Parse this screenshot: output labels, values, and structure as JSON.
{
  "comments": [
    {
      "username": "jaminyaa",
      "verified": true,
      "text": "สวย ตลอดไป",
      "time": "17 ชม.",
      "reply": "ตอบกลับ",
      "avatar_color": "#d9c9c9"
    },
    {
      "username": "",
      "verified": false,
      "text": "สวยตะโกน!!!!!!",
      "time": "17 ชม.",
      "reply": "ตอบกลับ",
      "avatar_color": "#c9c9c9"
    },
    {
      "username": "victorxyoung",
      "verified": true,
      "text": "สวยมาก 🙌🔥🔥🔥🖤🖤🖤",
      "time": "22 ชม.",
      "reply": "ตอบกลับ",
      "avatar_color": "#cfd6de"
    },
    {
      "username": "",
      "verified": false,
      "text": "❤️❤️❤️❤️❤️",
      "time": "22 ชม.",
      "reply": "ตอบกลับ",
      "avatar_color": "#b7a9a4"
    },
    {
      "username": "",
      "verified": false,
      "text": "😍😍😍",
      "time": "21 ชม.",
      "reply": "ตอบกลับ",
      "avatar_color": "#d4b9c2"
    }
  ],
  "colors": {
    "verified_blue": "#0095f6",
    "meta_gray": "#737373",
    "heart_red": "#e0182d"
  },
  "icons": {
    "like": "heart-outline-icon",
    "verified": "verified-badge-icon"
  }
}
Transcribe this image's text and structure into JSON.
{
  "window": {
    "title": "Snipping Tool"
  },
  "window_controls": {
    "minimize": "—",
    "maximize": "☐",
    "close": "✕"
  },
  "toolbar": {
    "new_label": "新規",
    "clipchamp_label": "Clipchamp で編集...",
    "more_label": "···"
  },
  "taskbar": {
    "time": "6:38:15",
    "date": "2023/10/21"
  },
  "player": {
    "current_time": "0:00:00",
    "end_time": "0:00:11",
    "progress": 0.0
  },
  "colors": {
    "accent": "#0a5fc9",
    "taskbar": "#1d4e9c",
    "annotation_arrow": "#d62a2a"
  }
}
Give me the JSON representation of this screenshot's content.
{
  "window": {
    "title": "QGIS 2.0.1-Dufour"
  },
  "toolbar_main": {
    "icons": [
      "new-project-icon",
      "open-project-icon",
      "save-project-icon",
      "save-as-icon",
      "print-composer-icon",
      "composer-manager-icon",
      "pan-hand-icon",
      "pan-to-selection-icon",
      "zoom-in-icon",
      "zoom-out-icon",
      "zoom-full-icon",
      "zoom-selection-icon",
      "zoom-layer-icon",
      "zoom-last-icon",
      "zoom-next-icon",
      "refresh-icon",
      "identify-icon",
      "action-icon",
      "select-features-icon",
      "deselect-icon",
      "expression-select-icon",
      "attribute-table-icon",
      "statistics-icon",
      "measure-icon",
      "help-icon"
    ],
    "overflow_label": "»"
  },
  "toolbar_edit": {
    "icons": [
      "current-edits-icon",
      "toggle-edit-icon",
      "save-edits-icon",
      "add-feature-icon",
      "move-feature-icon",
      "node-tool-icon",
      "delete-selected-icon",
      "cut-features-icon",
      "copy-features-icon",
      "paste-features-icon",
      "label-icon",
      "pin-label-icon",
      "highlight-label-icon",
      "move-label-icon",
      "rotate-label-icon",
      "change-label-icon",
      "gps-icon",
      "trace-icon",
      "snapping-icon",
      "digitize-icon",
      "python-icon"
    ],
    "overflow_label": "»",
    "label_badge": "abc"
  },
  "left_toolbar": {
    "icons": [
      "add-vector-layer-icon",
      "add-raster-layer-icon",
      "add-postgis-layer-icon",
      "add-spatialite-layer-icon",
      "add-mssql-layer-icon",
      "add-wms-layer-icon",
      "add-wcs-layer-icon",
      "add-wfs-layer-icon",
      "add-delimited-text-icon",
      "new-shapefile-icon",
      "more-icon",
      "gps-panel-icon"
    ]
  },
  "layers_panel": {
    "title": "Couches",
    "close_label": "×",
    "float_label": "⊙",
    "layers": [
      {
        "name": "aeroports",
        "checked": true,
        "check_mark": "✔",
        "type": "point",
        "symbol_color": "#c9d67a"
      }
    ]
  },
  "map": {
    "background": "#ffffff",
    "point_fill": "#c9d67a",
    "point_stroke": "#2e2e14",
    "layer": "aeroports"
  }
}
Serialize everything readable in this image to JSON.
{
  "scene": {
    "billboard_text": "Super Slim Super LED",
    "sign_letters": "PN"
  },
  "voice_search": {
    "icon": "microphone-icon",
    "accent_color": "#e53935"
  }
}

.....

Given task
Quote all of the entries verbatim.

Task output
Parse this screenshot: output labels, values, and structure as JSON.
{
  "comments": [
    {
      "username": "jaminyaa",
      "verified": true,
      "text": "สวย ตลอดไป",
      "time": "17 ชม.",
      "reply": "ตอบกลับ",
      "avatar_color": "#d9c9c9"
    },
    {
      "username": "",
      "verified": false,
      "text": "สวยตะโกน!!!!!!",
      "time": "17 ชม.",
      "reply": "ตอบกลับ",
      "avatar_color": "#c9c9c9"
    },
    {
      "username": "victorxyoung",
      "verified": true,
      "text": "สวยมาก 🙌🔥🔥🔥🖤🖤🖤",
      "time": "22 ชม.",
      "reply": "ตอบกลับ",
      "avatar_color": "#cfd6de"
    },
    {
      "username": "",
      "verified": false,
      "text": "❤️❤️❤️❤️❤️",
      "time": "22 ชม.",
      "reply": "ตอบกลับ",
      "avatar_color": "#b7a9a4"
    },
    {
      "username": "",
      "verified": false,
      "text": "😍😍😍",
      "time": "21 ชม.",
      "reply": "ตอบกลับ",
      "avatar_color": "#d4b9c2"
    }
  ],
  "colors": {
    "verified_blue": "#0095f6",
    "meta_gray": "#737373",
    "heart_red": "#e0182d"
  },
  "icons": {
    "like": "heart-outline-icon",
    "verified": "verified-badge-icon"
  }
}
Transcribe this image's text and structure into JSON.
{
  "window": {
    "title": "Snipping Tool"
  },
  "window_controls": {
    "minimize": "—",
    "maximize": "☐",
    "close": "✕"
  },
  "toolbar": {
    "new_label": "新規",
    "clipchamp_label": "Clipchamp で編集...",
    "more_label": "···"
  },
  "taskbar": {
    "time": "6:38:15",
    "date": "2023/10/21"
  },
  "player": {
    "current_time": "0:00:00",
    "end_time": "0:00:11",
    "progress": 0.0
  },
  "colors": {
    "accent": "#0a5fc9",
    "taskbar": "#1d4e9c",
    "annotation_arrow": "#d62a2a"
  }
}
Give me the JSON representation of this screenshot's content.
{
  "window": {
    "title": "QGIS 2.0.1-Dufour"
  },
  "toolbar_main": {
    "icons": [
      "new-project-icon",
      "open-project-icon",
      "save-project-icon",
      "save-as-icon",
      "print-composer-icon",
      "composer-manager-icon",
      "pan-hand-icon",
      "pan-to-selection-icon",
      "zoom-in-icon",
      "zoom-out-icon",
      "zoom-full-icon",
      "zoom-selection-icon",
      "zoom-layer-icon",
      "zoom-last-icon",
      "zoom-next-icon",
      "refresh-icon",
      "identify-icon",
      "action-icon",
      "select-features-icon",
      "deselect-icon",
      "expression-select-icon",
      "attribute-table-icon",
      "statistics-icon",
      "measure-icon",
      "help-icon"
    ],
    "overflow_label": "»"
  },
  "toolbar_edit": {
    "icons": [
      "current-edits-icon",
      "toggle-edit-icon",
      "save-edits-icon",
      "add-feature-icon",
      "move-feature-icon",
      "node-tool-icon",
      "delete-selected-icon",
      "cut-features-icon",
      "copy-features-icon",
      "paste-features-icon",
      "label-icon",
      "pin-label-icon",
      "highlight-label-icon",
      "move-label-icon",
      "rotate-label-icon",
      "change-label-icon",
      "gps-icon",
      "trace-icon",
      "snapping-icon",
      "digitize-icon",
      "python-icon"
    ],
    "overflow_label": "»",
    "label_badge": "abc"
  },
  "left_toolbar": {
    "icons": [
      "add-vector-layer-icon",
      "add-raster-layer-icon",
      "add-postgis-layer-icon",
      "add-spatialite-layer-icon",
      "add-mssql-layer-icon",
      "add-wms-layer-icon",
      "add-wcs-layer-icon",
      "add-wfs-layer-icon",
      "add-delimited-text-icon",
      "new-shapefile-icon",
      "more-icon",
      "gps-panel-icon"
    ]
  },
  "layers_panel": {
    "title": "Couches",
    "close_label": "×",
    "float_label": "⊙",
    "layers": [
      {
        "name": "aeroports",
        "checked": true,
        "check_mark": "✔",
        "type": "point",
        "symbol_color": "#c9d67a"
      }
    ]
  },
  "map": {
    "background": "#ffffff",
    "point_fill": "#c9d67a",
    "point_stroke": "#2e2e14",
    "layer": "aeroports"
  }
}
Serialize everything readable in this image to JSON.
{
  "scene": {
    "billboard_text": "Super Slim Super LED",
    "sign_letters": "PN"
  },
  "voice_search": {
    "icon": "microphone-icon",
    "accent_color": "#e53935"
  }
}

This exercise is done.